## WHAT YOU ARE ASKED TO DO
Quote the whole listing word for word, please.

## EXERCISE INPUTS
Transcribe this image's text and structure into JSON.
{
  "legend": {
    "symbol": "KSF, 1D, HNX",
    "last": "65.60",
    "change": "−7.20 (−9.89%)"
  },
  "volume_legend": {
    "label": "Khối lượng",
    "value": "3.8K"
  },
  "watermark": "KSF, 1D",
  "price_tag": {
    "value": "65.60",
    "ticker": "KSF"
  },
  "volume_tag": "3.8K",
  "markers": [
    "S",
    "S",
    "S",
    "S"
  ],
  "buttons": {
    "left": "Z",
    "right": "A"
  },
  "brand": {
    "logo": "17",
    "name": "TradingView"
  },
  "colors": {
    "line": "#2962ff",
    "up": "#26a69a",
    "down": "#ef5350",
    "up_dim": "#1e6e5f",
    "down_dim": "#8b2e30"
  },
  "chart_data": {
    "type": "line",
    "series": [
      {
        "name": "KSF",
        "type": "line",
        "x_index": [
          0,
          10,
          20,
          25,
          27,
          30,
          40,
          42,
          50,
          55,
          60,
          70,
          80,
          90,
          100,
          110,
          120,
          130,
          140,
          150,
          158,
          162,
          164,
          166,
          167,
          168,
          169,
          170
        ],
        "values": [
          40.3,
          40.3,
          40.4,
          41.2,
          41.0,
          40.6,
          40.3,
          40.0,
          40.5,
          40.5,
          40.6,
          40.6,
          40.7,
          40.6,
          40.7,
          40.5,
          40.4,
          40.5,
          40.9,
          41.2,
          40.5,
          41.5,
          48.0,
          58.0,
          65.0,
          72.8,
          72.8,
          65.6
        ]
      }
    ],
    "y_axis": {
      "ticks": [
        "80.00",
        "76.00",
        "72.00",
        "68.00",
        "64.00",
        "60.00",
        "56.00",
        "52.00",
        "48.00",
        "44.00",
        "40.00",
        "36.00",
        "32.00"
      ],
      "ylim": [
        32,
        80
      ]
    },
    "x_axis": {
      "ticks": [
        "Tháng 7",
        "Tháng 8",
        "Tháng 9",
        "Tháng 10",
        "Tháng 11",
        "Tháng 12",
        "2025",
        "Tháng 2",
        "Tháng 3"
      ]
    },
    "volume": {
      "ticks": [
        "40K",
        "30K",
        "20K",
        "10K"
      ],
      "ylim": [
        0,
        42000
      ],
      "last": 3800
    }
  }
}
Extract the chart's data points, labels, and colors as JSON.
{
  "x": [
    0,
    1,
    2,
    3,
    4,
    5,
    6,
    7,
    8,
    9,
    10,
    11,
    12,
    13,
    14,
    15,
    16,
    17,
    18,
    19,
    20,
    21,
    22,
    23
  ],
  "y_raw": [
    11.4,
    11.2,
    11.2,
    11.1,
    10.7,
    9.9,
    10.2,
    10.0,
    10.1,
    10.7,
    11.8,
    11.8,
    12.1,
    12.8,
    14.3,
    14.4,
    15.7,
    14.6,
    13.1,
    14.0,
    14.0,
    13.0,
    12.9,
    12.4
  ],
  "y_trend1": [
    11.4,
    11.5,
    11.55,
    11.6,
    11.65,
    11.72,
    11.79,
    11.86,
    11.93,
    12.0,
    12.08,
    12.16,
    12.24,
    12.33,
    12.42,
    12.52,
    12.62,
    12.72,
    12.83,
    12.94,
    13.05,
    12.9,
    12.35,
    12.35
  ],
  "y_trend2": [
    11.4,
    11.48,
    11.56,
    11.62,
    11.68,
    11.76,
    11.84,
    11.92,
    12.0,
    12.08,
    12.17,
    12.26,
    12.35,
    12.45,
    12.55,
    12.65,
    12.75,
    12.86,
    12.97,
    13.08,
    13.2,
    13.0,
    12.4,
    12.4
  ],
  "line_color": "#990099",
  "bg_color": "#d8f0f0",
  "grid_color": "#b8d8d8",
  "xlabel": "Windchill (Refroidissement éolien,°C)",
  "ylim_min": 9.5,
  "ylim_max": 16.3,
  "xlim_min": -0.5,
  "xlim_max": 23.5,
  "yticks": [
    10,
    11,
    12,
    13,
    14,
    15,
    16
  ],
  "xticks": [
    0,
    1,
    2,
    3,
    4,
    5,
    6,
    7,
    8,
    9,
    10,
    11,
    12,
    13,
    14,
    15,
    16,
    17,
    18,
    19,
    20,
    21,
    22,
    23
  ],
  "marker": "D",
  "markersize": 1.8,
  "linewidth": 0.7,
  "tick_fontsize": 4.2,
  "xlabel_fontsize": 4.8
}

## EXPECTED ANSWER
Transcribe this image's text and structure into JSON.
{
  "legend": {
    "symbol": "KSF, 1D, HNX",
    "last": "65.60",
    "change": "−7.20 (−9.89%)"
  },
  "volume_legend": {
    "label": "Khối lượng",
    "value": "3.8K"
  },
  "watermark": "KSF, 1D",
  "price_tag": {
    "value": "65.60",
    "ticker": "KSF"
  },
  "volume_tag": "3.8K",
  "markers": [
    "S",
    "S",
    "S",
    "S"
  ],
  "buttons": {
    "left": "Z",
    "right": "A"
  },
  "brand": {
    "logo": "17",
    "name": "TradingView"
  },
  "colors": {
    "line": "#2962ff",
    "up": "#26a69a",
    "down": "#ef5350",
    "up_dim": "#1e6e5f",
    "down_dim": "#8b2e30"
  },
  "chart_data": {
    "type": "line",
    "series": [
      {
        "name": "KSF",
        "type": "line",
        "x_index": [
          0,
          10,
          20,
          25,
          27,
          30,
          40,
          42,
          50,
          55,
          60,
          70,
          80,
          90,
          100,
          110,
          120,
          130,
          140,
          150,
          158,
          162,
          164,
          166,
          167,
          168,
          169,
          170
        ],
        "values": [
          40.3,
          40.3,
          40.4,
          41.2,
          41.0,
          40.6,
          40.3,
          40.0,
          40.5,
          40.5,
          40.6,
          40.6,
          40.7,
          40.6,
          40.7,
          40.5,
          40.4,
          40.5,
          40.9,
          41.2,
          40.5,
          41.5,
          48.0,
          58.0,
          65.0,
          72.8,
          72.8,
          65.6
        ]
      }
    ],
    "y_axis": {
      "ticks": [
        "80.00",
        "76.00",
        "72.00",
        "68.00",
        "64.00",
        "60.00",
        "56.00",
        "52.00",
        "48.00",
        "44.00",
        "40.00",
        "36.00",
        "32.00"
      ],
      "ylim": [
        32,
        80
      ]
    },
    "x_axis": {
      "ticks": [
        "Tháng 7",
        "Tháng 8",
        "Tháng 9",
        "Tháng 10",
        "Tháng 11",
        "Tháng 12",
        "2025",
        "Tháng 2",
        "Tháng 3"
      ]
    },
    "volume": {
      "ticks": [
        "40K",
        "30K",
        "20K",
        "10K"
      ],
      "ylim": [
        0,
        42000
      ],
      "last": 3800
    }
  }
}
Extract the chart's data points, labels, and colors as JSON.
{
  "x": [
    0,
    1,
    2,
    3,
    4,
    5,
    6,
    7,
    8,
    9,
    10,
    11,
    12,
    13,
    14,
    15,
    16,
    17,
    18,
    19,
    20,
    21,
    22,
    23
  ],
  "y_raw": [
    11.4,
    11.2,
    11.2,
    11.1,
    10.7,
    9.9,
    10.2,
    10.0,
    10.1,
    10.7,
    11.8,
    11.8,
    12.1,
    12.8,
    14.3,
    14.4,
    15.7,
    14.6,
    13.1,
    14.0,
    14.0,
    13.0,
    12.9,
    12.4
  ],
  "y_trend1": [
    11.4,
    11.5,
    11.55,
    11.6,
    11.65,
    11.72,
    11.79,
    11.86,
    11.93,
    12.0,
    12.08,
    12.16,
    12.24,
    12.33,
    12.42,
    12.52,
    12.62,
    12.72,
    12.83,
    12.94,
    13.05,
    12.9,
    12.35,
    12.35
  ],
  "y_trend2": [
    11.4,
    11.48,
    11.56,
    11.62,
    11.68,
    11.76,
    11.84,
    11.92,
    12.0,
    12.08,
    12.17,
    12.26,
    12.35,
    12.45,
    12.55,
    12.65,
    12.75,
    12.86,
    12.97,
    13.08,
    13.2,
    13.0,
    12.4,
    12.4
  ],
  "line_color": "#990099",
  "bg_color": "#d8f0f0",
  "grid_color": "#b8d8d8",
  "xlabel": "Windchill (Refroidissement éolien,°C)",
  "ylim_min": 9.5,
  "ylim_max": 16.3,
  "xlim_min": -0.5,
  "xlim_max": 23.5,
  "yticks": [
    10,
    11,
    12,
    13,
    14,
    15,
    16
  ],
  "xticks": [
    0,
    1,
    2,
    3,
    4,
    5,
    6,
    7,
    8,
    9,
    10,
    11,
    12,
    13,
    14,
    15,
    16,
    17,
    18,
    19,
    20,
    21,
    22,
    23
  ],
  "marker": "D",
  "markersize": 1.8,
  "linewidth": 0.7,
  "tick_fontsize": 4.2,
  "xlabel_fontsize": 4.8
}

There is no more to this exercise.